◆ EXERCISE DESCRIPTION ◆
Using the records provided below, locate and copy each line that contains the word "ΚΡΙΣΙΜΟΤΗΤΑ".

··· AVAILABLE RECORDS ···

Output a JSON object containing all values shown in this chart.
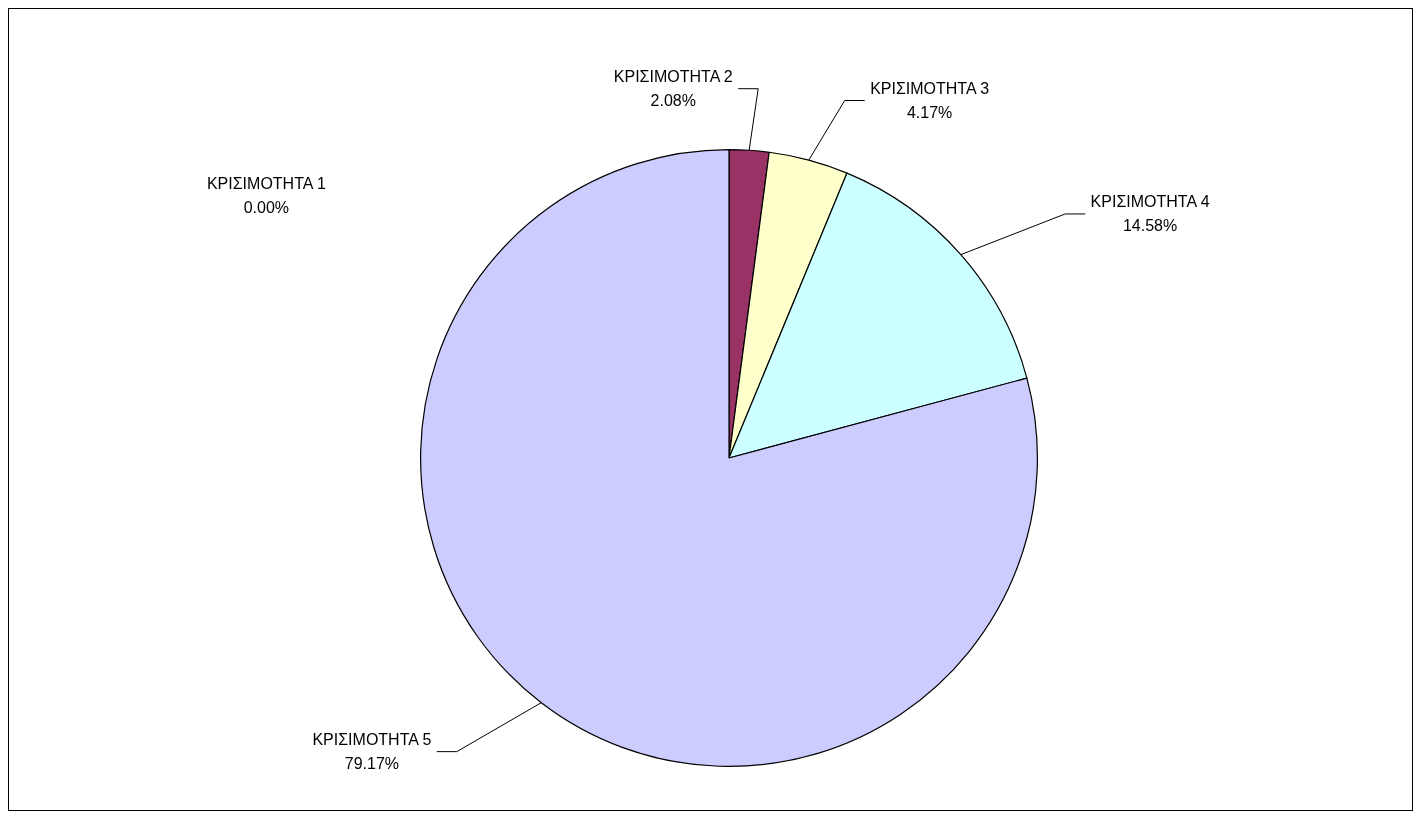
{
  "chart_data": {
    "type": "pie",
    "categories": [
      "ΚΡΙΣΙΜΟΤΗΤΑ 1",
      "ΚΡΙΣΙΜΟΤΗΤΑ 2",
      "ΚΡΙΣΙΜΟΤΗΤΑ 3",
      "ΚΡΙΣΙΜΟΤΗΤΑ 4",
      "ΚΡΙΣΙΜΟΤΗΤΑ 5"
    ],
    "values": [
      0,
      2.08,
      4.17,
      14.58,
      79.17
    ],
    "value_labels": [
      "0.00%",
      "2.08%",
      "4.17%",
      "14.58%",
      "79.17%"
    ],
    "colors": [
      "#9999ff",
      "#993366",
      "#ffffcc",
      "#ccffff",
      "#ccccff"
    ],
    "legend": false
  }
}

···

◆ THE ANSWER ◆
      "ΚΡΙΣΙΜΟΤΗΤΑ 1",
      "ΚΡΙΣΙΜΟΤΗΤΑ 2",
      "ΚΡΙΣΙΜΟΤΗΤΑ 3",
      "ΚΡΙΣΙΜΟΤΗΤΑ 4",
      "ΚΡΙΣΙΜΟΤΗΤΑ 5"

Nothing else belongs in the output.